• Trecho citado:
# # # # #

A planaridade de Polly, que sequer chega a se configurar um personagem, também não deve ser usada para denegrir o maravilhoso trabalho de Sterret. Sim, Polly é plana, menos que um ideograma, algo como uma efígie de mulher. Um personagem genérico, enfim. Mas foi com esses personagens que a pintura de Manet livrou a pintura européia de sua centenária "profundidade" lacrimosa e piegas. 


Página dos primeiros anos de Polly, onde Sterret já mostra a peculiaridade de seu raciocínio e desenho, mas ainda longe da exuberância de sua maturidade mostrada nas imagens que seguem.





Também muito se falou do "modernismo" e do "cubismo" dos fundos de Sterret, julgando uma adesão eufórica à estética do mundo industrial, que coadunaria com sua suposta celebração do novo papel da mulher na sociedade. Esse critico também não consegue enxergar essa adesão, mas sim uma aquela resistência levantada por  Agambem em seu célebre texto. Essa "resistência ao contemporâneo", grosso modo, seria uma das formas mais fortes de inserção no próprio contemporâneo. Não uma adesão cega, mas uma relutância fruto da reflexão e do diálogo com as sombras resultantes da Luz da Razão e da História, quando lançadas sobre os fenômenos.

# # # # #

• Linhas exibidas:

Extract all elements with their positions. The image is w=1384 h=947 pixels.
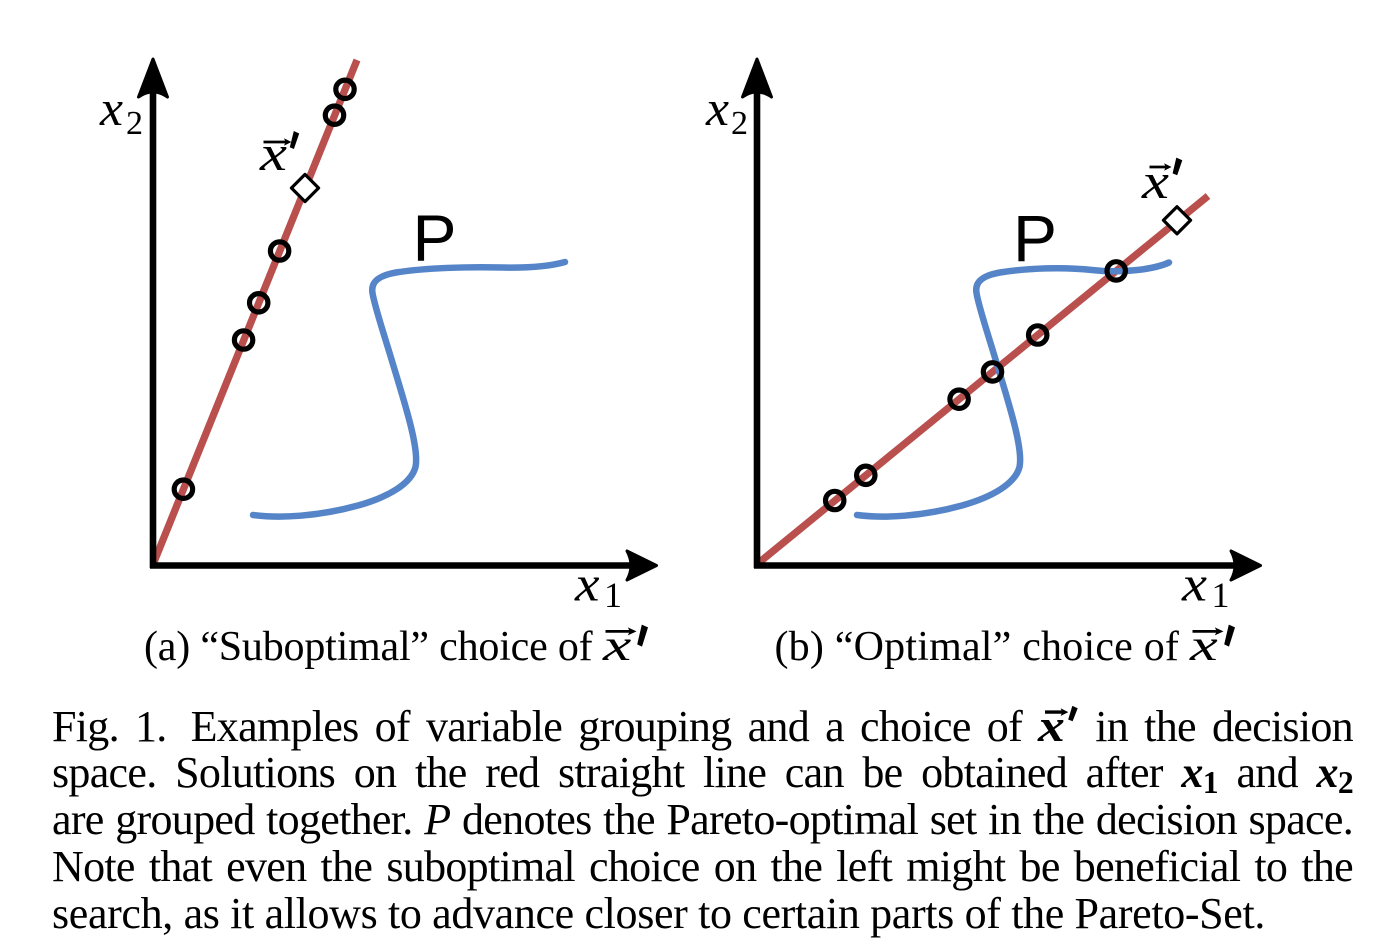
svg-text:x: x	[601, 621, 631, 670]
svg-text:x: x	[1181, 555, 1207, 611]
svg-text:x: x	[705, 80, 729, 136]
svg-text:x: x	[1188, 621, 1218, 670]
svg-text:x: x	[99, 80, 123, 136]
svg-text:P: P	[413, 201, 457, 275]
svg-text:x: x	[1037, 701, 1064, 751]
svg-text:P: P	[1013, 201, 1057, 275]
svg-text:2: 2	[731, 105, 748, 142]
svg-text:x: x	[1141, 153, 1169, 209]
svg-text:x: x	[574, 555, 600, 611]
svg-text:x: x	[259, 125, 287, 181]
svg-text:1: 1	[604, 575, 622, 615]
svg-text:2: 2	[126, 105, 143, 142]
svg-text:1: 1	[1212, 575, 1230, 615]
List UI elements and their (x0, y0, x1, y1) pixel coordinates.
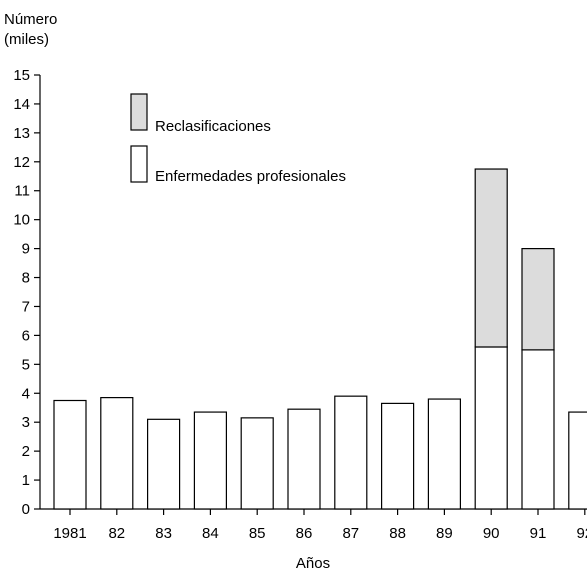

# # # # #

• Tarefas a cumprir:
a. Responda com base no texto sobre Polly e Sterret:
(i) De que a pintura de Manet livrou a pintura europeia?
(ii) Que autor é mencionado por seu célebre texto sobre a resistência?
(iii) Com que tipo de figura de mulher Polly é comparada?
b. Reescreva o texto sobre Polly e Sterret a partir de "Página dos primeiros" até "sobre os fenômenos.", inclusive, trocando "exuberância" por "plenitude".

• Respostas por tarefa:
a.
(i) De sua centenária "profundidade" lacrimosa e piegas.
(ii) Agambem.
(iii) Com uma efígie de mulher.

b.
Página dos primeiros anos de Polly, onde Sterret já mostra a peculiaridade de seu raciocínio e desenho, mas ainda longe da plenitude de sua maturidade mostrada nas imagens que seguem.





Também muito se falou do "modernismo" e do "cubismo" dos fundos de Sterret, julgando uma adesão eufórica à estética do mundo industrial, que coadunaria com sua suposta celebração do novo papel da mulher na sociedade. Esse critico também não consegue enxergar essa adesão, mas sim uma aquela resistência levantada por  Agambem em seu célebre texto. Essa "resistência ao contemporâneo", grosso modo, seria uma das formas mais fortes de inserção no próprio contemporâneo. Não uma adesão cega, mas uma relutância fruto da reflexão e do diálogo com as sombras resultantes da Luz da Razão e da História, quando lançadas sobre os fenômenos.